— START Data provided —
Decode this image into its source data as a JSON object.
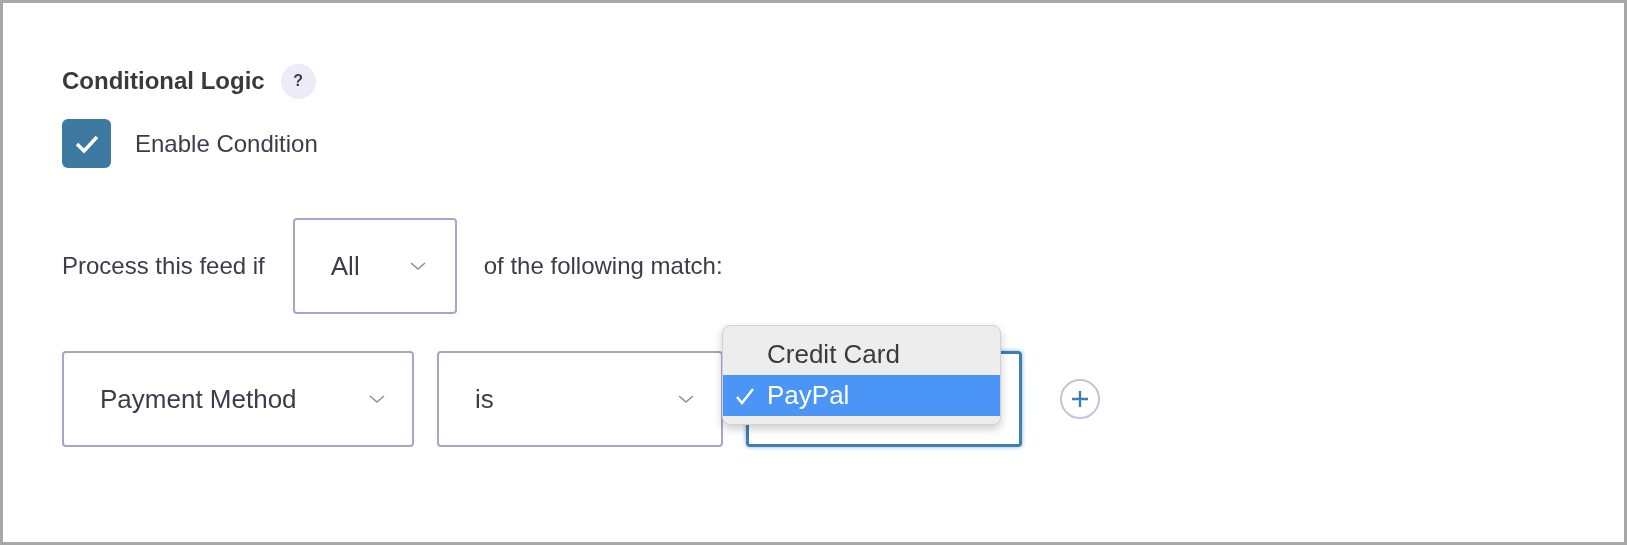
{
  "section": {
    "title": "Conditional Logic",
    "help": "?"
  },
  "enable": {
    "label": "Enable Condition",
    "checked": true
  },
  "match": {
    "prefix": "Process this feed if",
    "value": "All",
    "suffix": "of the following match:"
  },
  "rule": {
    "field": "Payment Method",
    "operator": "is",
    "value_focused": true,
    "menu": [
      {
        "label": "Credit Card",
        "selected": false
      },
      {
        "label": "PayPal",
        "selected": true
      }
    ]
  }
}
— END Data provided —
— Short task —
From the listing, copy every line where the string "this" appears.

— Response to the exercise —
Decode this image into its source data as a JSON object.
    "prefix": "Process this feed if",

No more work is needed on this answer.